YOUR TASK - Give only the number of lines in the records that include the string "color".

Saved data entries
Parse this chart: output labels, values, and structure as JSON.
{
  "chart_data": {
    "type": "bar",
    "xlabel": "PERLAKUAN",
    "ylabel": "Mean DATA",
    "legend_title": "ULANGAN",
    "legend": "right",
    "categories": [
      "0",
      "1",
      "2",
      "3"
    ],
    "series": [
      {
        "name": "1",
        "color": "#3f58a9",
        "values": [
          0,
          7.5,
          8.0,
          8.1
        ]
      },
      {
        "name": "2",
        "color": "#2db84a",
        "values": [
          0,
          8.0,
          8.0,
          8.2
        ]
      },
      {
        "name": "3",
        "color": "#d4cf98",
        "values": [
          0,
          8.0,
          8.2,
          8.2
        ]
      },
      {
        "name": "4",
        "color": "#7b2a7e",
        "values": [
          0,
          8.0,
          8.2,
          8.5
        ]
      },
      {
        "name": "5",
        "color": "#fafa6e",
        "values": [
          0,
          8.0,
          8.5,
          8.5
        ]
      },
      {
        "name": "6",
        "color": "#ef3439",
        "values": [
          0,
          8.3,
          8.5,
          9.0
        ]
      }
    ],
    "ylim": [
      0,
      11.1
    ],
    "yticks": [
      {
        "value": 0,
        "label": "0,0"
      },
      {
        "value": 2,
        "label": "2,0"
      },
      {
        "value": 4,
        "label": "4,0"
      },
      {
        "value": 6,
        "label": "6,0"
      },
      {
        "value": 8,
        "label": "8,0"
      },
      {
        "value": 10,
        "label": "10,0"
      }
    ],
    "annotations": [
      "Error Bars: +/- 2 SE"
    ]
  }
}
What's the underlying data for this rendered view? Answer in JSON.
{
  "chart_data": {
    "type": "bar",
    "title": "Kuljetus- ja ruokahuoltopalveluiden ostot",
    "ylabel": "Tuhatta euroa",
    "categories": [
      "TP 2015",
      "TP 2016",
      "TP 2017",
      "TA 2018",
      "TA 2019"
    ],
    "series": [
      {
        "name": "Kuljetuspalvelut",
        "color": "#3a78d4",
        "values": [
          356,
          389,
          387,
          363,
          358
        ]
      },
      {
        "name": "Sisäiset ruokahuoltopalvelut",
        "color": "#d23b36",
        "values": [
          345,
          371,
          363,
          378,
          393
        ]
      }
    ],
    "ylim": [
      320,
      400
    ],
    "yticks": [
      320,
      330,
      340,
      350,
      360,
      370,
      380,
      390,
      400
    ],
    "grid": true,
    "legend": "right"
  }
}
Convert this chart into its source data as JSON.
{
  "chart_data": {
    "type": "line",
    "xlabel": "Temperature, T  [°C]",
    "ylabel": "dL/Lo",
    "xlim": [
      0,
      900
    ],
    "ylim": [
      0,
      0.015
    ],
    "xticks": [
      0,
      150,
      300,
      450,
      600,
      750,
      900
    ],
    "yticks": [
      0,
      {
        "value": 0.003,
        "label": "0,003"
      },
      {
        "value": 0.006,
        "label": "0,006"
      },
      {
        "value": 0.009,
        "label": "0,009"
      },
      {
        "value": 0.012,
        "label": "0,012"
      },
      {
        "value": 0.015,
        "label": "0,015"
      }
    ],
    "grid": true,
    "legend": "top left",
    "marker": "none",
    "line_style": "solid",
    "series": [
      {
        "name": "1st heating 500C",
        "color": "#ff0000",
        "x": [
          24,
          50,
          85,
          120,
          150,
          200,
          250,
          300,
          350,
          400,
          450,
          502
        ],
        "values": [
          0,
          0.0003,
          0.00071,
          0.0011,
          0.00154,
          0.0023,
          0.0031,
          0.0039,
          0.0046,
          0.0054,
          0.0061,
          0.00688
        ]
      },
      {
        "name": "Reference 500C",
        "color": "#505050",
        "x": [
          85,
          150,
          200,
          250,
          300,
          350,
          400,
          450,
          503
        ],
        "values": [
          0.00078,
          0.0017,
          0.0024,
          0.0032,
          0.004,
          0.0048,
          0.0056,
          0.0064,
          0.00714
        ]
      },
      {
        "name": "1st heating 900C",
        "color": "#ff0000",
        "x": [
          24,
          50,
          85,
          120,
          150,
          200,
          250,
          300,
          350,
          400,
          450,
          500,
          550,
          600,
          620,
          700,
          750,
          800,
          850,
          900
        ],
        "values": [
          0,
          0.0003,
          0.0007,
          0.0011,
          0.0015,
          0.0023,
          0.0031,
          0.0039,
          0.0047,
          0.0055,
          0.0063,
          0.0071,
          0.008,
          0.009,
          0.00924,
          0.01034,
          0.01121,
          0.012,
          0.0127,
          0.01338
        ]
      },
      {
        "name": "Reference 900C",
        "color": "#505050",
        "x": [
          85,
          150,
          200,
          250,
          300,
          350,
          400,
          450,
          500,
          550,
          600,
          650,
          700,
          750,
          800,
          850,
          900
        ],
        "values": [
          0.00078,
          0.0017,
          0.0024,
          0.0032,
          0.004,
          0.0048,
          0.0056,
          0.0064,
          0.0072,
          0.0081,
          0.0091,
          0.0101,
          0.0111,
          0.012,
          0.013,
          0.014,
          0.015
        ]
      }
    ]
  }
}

CORRECT ANSWER - 12